** TASK TO CARRY OUT **
All entries should be output exactly as they stand.

** Data records **
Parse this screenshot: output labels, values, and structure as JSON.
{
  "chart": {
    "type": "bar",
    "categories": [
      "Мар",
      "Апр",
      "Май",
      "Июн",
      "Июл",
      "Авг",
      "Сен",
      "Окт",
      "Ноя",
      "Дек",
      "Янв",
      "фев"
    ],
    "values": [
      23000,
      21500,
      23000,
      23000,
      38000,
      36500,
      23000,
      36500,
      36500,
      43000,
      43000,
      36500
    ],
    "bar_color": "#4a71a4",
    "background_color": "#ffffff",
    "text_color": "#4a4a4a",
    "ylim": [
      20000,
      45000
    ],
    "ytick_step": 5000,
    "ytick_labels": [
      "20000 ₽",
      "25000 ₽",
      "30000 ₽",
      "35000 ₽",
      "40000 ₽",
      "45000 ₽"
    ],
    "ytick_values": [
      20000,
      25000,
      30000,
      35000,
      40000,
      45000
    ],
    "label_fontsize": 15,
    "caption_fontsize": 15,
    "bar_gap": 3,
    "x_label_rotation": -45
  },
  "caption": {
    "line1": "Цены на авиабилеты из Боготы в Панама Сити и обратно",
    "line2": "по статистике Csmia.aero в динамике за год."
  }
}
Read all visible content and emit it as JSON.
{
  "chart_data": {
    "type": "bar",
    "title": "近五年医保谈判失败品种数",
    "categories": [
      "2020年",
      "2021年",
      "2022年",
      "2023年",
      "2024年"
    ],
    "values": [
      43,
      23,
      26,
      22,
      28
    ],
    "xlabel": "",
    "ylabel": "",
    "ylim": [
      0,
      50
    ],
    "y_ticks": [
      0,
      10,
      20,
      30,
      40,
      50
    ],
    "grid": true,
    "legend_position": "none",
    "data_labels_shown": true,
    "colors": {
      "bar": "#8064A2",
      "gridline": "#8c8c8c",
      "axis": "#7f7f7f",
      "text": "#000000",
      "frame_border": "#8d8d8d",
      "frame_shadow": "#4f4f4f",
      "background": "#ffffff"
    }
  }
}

** COMPLETE OUTPUT **
Parse this screenshot: output labels, values, and structure as JSON.
{
  "chart": {
    "type": "bar",
    "categories": [
      "Мар",
      "Апр",
      "Май",
      "Июн",
      "Июл",
      "Авг",
      "Сен",
      "Окт",
      "Ноя",
      "Дек",
      "Янв",
      "фев"
    ],
    "values": [
      23000,
      21500,
      23000,
      23000,
      38000,
      36500,
      23000,
      36500,
      36500,
      43000,
      43000,
      36500
    ],
    "bar_color": "#4a71a4",
    "background_color": "#ffffff",
    "text_color": "#4a4a4a",
    "ylim": [
      20000,
      45000
    ],
    "ytick_step": 5000,
    "ytick_labels": [
      "20000 ₽",
      "25000 ₽",
      "30000 ₽",
      "35000 ₽",
      "40000 ₽",
      "45000 ₽"
    ],
    "ytick_values": [
      20000,
      25000,
      30000,
      35000,
      40000,
      45000
    ],
    "label_fontsize": 15,
    "caption_fontsize": 15,
    "bar_gap": 3,
    "x_label_rotation": -45
  },
  "caption": {
    "line1": "Цены на авиабилеты из Боготы в Панама Сити и обратно",
    "line2": "по статистике Csmia.aero в динамике за год."
  }
}
Read all visible content and emit it as JSON.
{
  "chart_data": {
    "type": "bar",
    "title": "近五年医保谈判失败品种数",
    "categories": [
      "2020年",
      "2021年",
      "2022年",
      "2023年",
      "2024年"
    ],
    "values": [
      43,
      23,
      26,
      22,
      28
    ],
    "xlabel": "",
    "ylabel": "",
    "ylim": [
      0,
      50
    ],
    "y_ticks": [
      0,
      10,
      20,
      30,
      40,
      50
    ],
    "grid": true,
    "legend_position": "none",
    "data_labels_shown": true,
    "colors": {
      "bar": "#8064A2",
      "gridline": "#8c8c8c",
      "axis": "#7f7f7f",
      "text": "#000000",
      "frame_border": "#8d8d8d",
      "frame_shadow": "#4f4f4f",
      "background": "#ffffff"
    }
  }
}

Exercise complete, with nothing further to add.